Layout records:
"""

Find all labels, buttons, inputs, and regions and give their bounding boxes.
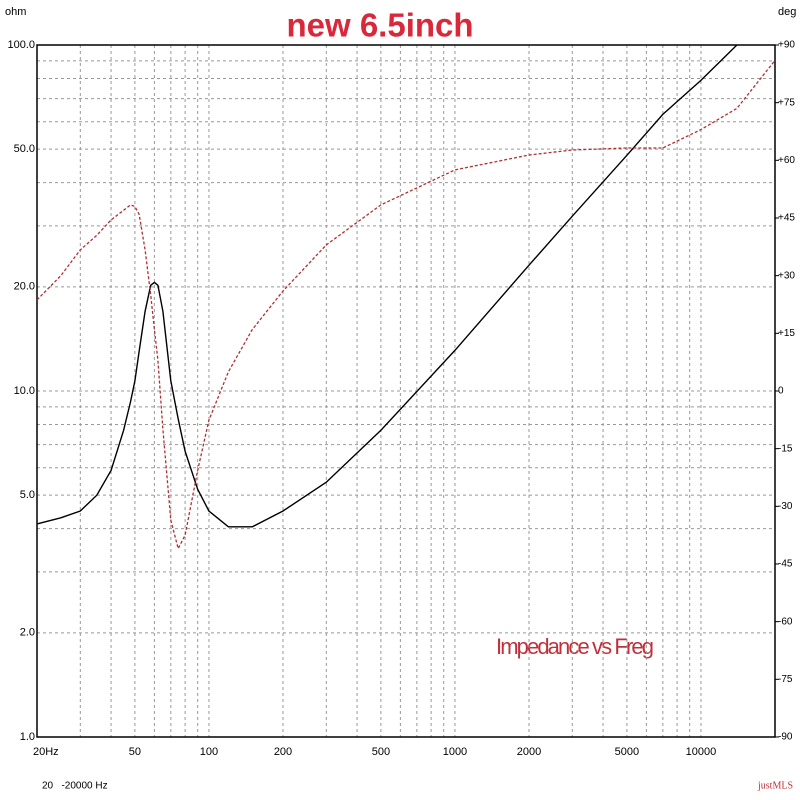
y2-tick-label: -45 [778, 559, 793, 570]
y-tick-label: 2.0 [20, 627, 35, 639]
y-tick-label: 1.0 [20, 731, 35, 743]
y-tick-label: 20.0 [14, 281, 35, 293]
footer-brand: justMLS [757, 780, 793, 791]
footer-range: 20 -20000 Hz [42, 781, 108, 792]
x-tick-label: 200 [274, 746, 292, 758]
y2-tick-label: -60 [778, 616, 793, 627]
x-tick-label: 10000 [686, 746, 717, 758]
x-tick-label: 20Hz [33, 746, 59, 758]
x-tick-label: 500 [372, 746, 390, 758]
y2-tick-label: -90 [778, 732, 793, 743]
series-line [36, 44, 738, 528]
y2-tick-label: +60 [778, 155, 795, 166]
y2-tick-label: +90 [778, 40, 795, 51]
y2-tick-label: -15 [778, 443, 793, 454]
x-tick-label: 1000 [443, 746, 467, 758]
x-tick-label: 50 [129, 746, 141, 758]
y-tick-label: 10.0 [14, 385, 35, 397]
series-line [36, 59, 776, 551]
y2-tick-label: +30 [778, 270, 795, 281]
y2-tick-label: +15 [778, 328, 795, 339]
plot-frame [36, 44, 776, 738]
x-tick-label: 100 [200, 746, 218, 758]
x-tick-label: 2000 [517, 746, 541, 758]
y2-tick-label: +45 [778, 213, 795, 224]
y2-tick-label: +75 [778, 97, 795, 108]
chart-title: new 6.5inch [286, 7, 473, 44]
y2-tick-label: 0 [778, 386, 784, 397]
y2-axis-label: deg [778, 6, 796, 18]
y-axis-label: ohm [5, 6, 26, 18]
x-tick-label: 5000 [615, 746, 639, 758]
y2-tick-label: -75 [778, 674, 793, 685]
y-tick-label: 5.0 [20, 489, 35, 501]
y2-tick-label: -30 [778, 501, 793, 512]
y-tick-label: 50.0 [14, 143, 35, 155]
y-tick-label: 100.0 [7, 39, 35, 51]
annotation: Impedance vs Freg [496, 634, 654, 659]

"""

Exercise:
Put every line of the listing above into a Markdown table with a numbered Row column and a Line column, skipping any blank lines. Leave the pictures out of the table.

Worked answer:
| Row | Line |
|---|---|
| 1 | Find all labels, buttons, inputs, and regions and give their bounding boxes. |
| 2 | y2-tick-label: -45 [778, 559, 793, 570] |
| 3 | y-tick-label: 2.0 [20, 627, 35, 639] |
| 4 | y-tick-label: 1.0 [20, 731, 35, 743] |
| 5 | y-tick-label: 20.0 [14, 281, 35, 293] |
| 6 | footer-brand: justMLS [757, 780, 793, 791] |
| 7 | footer-range: 20 -20000 Hz [42, 781, 108, 792] |
| 8 | x-tick-label: 200 [274, 746, 292, 758] |
| 9 | y2-tick-label: -60 [778, 616, 793, 627] |
| 10 | x-tick-label: 10000 [686, 746, 717, 758] |
| 11 | x-tick-label: 20Hz [33, 746, 59, 758] |
| 12 | x-tick-label: 500 [372, 746, 390, 758] |
| 13 | y2-tick-label: -90 [778, 732, 793, 743] |
| 14 | series-line [36, 44, 738, 528] |
| 15 | y2-tick-label: +60 [778, 155, 795, 166] |
| 16 | y2-tick-label: +90 [778, 40, 795, 51] |
| 17 | y2-tick-label: -15 [778, 443, 793, 454] |
| 18 | x-tick-label: 1000 [443, 746, 467, 758] |
| 19 | x-tick-label: 50 [129, 746, 141, 758] |
| 20 | y-tick-label: 10.0 [14, 385, 35, 397] |
| 21 | series-line [36, 59, 776, 551] |
| 22 | y2-tick-label: +30 [778, 270, 795, 281] |
| 23 | y2-tick-label: +15 [778, 328, 795, 339] |
| 24 | plot-frame [36, 44, 776, 738] |
| 25 | x-tick-label: 100 [200, 746, 218, 758] |
| 26 | x-tick-label: 2000 [517, 746, 541, 758] |
| 27 | y2-tick-label: +45 [778, 213, 795, 224] |
| 28 | y2-tick-label: +75 [778, 97, 795, 108] |
| 29 | chart-title: new 6.5inch [286, 7, 473, 44] |
| 30 | y2-tick-label: 0 [778, 386, 784, 397] |
| 31 | y2-axis-label: deg [778, 6, 796, 18] |
| 32 | y-axis-label: ohm [5, 6, 26, 18] |
| 33 | x-tick-label: 5000 [615, 746, 639, 758] |
| 34 | y2-tick-label: -75 [778, 674, 793, 685] |
| 35 | y-tick-label: 5.0 [20, 489, 35, 501] |
| 36 | y2-tick-label: -30 [778, 501, 793, 512] |
| 37 | y-tick-label: 50.0 [14, 143, 35, 155] |
| 38 | y-tick-label: 100.0 [7, 39, 35, 51] |
| 39 | annotation: Impedance vs Freg [496, 634, 654, 659] |